- _Extract provided_:
_ _ _ _ _ _ _
Saturday, March 7, 2015

A00062 - Faith Ringgold, Artist of Quilts

Faith Ringgold (b. October 8, 1930, New York, New York), was an artist and author who became famous for innovative, quilted marrations that communicate her political beliefs.

Ringgold grew up in New York City's Harlem, and while still in high school she decided to be an artist.  She attended City College of New York, where she received B. S. (1955) and M. A. (1959) degrees.  In the mid-1950s she began teaching art in New York public schools.  By the 1960s, her work had matured, reflecting her burgeoning political consciousness, study of African arts and history, and appreciation for the freedom of form used by her young students.


In 1963 Ringgold began a body of paintings called the American People series, which portrays the civil rights m ovement from a female perspective. In the 1970s she created African-style masks, painted political posters, lectured frequently at feminist art conferences, and actively sought the racial integration of the New York art world. She originated a demonstration against the Whitney Museum of American Art and helped win admission for black artists to the exhibit schedule at the Museum of Modern Art. In 1970 she cofounded, with one of her daughters, the advocacy group Women Students and Artists for Black Art Liberation.
Among Ringgold’s most renowned works, her “story quilts” were inspired by the Tibetan tankas (paintings framed in cloth) that she viewed on a visit to museums in Amsterdam. She painted these quilts with narrative images and original stories set in the context of African American history. Her mother frequently collaborated with her on these. Examples of this work includes Who’s Afraid of Aunt Jemima?(1984), Sonny’s Quilt (1986), and Tar Beach (1988), which Ringgold adapted into a children’s book in 1991. The latter book, which was named Caldecott Honor Book in 1992, tells of a young black girl in New York City who dreams about flying. Ringgold’s later books for children include Aunt Harriet’s Underground Railroad in the Sky (1992) and My Dream of Martin Luther King (1995). Her memoirs, We Flew over the Bridge, were published in 1995.

A00061 - Odetta, The Voice of the Civil Rights Movement

Odetta (also known as Odetta Holmes) (b. December 31, 1930, Birmingham, Alabama - d. December 2, 2008, New York, New York) was a folk singer who was noted especially for her versions of spirituals and who became for many the voice of the civil rights movement of the early 1960s.

After her father's death in 1937, Odetta moved with her mother to Los Angeles.  She began classical voice training at age 13, and she earned a degree in classicl music from Los Angeles City College.  Though she had heard the music of the Deep South as a child.  It was not until 1950, on a trip to San Francisco, that she began to appreciate and participate in the emergent folk scene.  She soon learned to play, the guitar and began to perform traditional songs.  Her distinctive blend of folk, blues, ballads, and spirituals was powered by her rich vocal style, wide range, and deep passion.  Within a few years her career took off.  In the early 1950s, she moved to New York City, where she met singers Pete Seeger and Harry Belafonte, who became loyal supporters.  Her debut solo recording, Odetta Sings Ballads and Blues (1956), was soon followed by At the Gate of Horn (1957).  Singer-songwriter Bob Dylan later said that hear Odetta on record "turned me on to folk singing."  She performed at the Newport (Rhode Island) Folk Festival four times during 1959-65, and she subsequently appeared on television and in several films.
_ _ _ _ _ _ _
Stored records
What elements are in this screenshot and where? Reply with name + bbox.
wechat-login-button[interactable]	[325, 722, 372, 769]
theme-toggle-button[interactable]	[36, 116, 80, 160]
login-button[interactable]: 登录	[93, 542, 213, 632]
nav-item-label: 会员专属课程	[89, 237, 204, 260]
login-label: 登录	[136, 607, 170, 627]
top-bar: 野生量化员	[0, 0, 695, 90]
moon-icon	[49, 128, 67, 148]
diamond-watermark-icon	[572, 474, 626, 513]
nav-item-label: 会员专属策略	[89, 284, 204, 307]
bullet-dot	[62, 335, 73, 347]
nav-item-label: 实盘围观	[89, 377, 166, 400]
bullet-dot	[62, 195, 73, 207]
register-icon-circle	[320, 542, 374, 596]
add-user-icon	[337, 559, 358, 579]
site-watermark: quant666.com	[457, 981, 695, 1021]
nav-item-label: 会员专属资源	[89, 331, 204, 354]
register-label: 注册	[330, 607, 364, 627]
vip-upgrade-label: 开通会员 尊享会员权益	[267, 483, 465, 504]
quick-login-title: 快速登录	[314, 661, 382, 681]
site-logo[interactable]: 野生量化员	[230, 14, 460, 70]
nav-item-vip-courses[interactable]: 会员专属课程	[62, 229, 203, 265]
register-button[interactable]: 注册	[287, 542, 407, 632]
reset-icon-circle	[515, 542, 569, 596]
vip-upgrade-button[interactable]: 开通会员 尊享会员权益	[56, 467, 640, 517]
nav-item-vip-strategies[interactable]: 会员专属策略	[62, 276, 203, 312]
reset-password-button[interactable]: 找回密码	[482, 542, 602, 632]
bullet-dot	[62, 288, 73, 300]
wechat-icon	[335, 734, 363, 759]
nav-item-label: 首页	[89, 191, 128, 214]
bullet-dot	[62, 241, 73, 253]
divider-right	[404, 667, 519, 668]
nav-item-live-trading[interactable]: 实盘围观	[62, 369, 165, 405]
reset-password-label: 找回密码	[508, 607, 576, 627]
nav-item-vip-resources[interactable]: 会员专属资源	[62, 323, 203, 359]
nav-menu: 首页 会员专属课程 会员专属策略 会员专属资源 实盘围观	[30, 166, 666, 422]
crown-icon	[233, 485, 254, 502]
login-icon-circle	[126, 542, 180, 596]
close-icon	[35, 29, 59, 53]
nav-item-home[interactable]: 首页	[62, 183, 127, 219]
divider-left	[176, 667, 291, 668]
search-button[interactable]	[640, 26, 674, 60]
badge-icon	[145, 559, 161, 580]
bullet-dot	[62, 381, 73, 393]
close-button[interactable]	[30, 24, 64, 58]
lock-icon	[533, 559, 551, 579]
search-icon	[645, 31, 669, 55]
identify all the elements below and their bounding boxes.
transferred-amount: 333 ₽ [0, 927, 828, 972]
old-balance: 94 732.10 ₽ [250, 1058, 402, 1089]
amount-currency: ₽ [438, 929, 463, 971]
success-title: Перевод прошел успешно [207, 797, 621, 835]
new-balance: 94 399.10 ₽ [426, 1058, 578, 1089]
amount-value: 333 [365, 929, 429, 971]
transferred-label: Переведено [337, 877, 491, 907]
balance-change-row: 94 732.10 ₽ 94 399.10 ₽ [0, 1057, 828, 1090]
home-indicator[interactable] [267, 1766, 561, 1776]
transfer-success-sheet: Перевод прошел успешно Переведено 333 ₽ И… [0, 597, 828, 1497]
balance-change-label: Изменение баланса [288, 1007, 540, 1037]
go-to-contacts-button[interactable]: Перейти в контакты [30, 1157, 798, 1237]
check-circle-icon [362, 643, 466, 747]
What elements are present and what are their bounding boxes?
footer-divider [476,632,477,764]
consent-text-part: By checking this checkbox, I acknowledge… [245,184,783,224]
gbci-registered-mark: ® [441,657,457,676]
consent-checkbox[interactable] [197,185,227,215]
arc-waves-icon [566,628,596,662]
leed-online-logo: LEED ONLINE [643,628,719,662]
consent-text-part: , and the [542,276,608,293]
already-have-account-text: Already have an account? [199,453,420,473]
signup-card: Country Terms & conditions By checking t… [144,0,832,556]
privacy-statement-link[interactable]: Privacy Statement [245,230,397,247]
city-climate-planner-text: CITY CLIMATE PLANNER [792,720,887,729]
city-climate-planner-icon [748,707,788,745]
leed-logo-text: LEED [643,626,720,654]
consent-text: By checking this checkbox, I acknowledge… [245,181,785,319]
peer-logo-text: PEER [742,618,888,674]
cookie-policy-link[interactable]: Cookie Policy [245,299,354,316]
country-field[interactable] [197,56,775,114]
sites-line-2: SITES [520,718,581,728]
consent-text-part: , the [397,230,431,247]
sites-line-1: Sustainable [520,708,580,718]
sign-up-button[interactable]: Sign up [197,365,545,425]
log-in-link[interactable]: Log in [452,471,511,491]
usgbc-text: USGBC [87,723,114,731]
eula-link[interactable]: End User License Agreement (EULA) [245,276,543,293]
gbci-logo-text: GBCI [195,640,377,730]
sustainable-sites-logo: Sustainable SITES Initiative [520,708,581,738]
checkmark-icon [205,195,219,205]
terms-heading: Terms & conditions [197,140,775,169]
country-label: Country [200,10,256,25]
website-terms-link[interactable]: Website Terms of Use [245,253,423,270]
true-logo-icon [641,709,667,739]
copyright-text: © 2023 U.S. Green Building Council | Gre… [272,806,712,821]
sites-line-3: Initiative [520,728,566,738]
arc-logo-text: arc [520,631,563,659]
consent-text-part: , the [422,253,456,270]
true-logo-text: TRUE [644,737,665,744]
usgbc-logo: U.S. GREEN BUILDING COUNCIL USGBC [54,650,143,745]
_ _ _ _ _ _ _
- _Exercise description_: Restate the part of the biographical text that opens with "Odetta (also known" and closes with "the early 1960s.", renaming "folk singer" as "folk vocalist".

- _Solution for this task_:
Odetta (also known as Odetta Holmes) (b. December 31, 1930, Birmingham, Alabama - d. December 2, 2008, New York, New York) was a folk vocalist who was noted especially for her versions of spirituals and who became for many the voice of the civil rights movement of the early 1960s.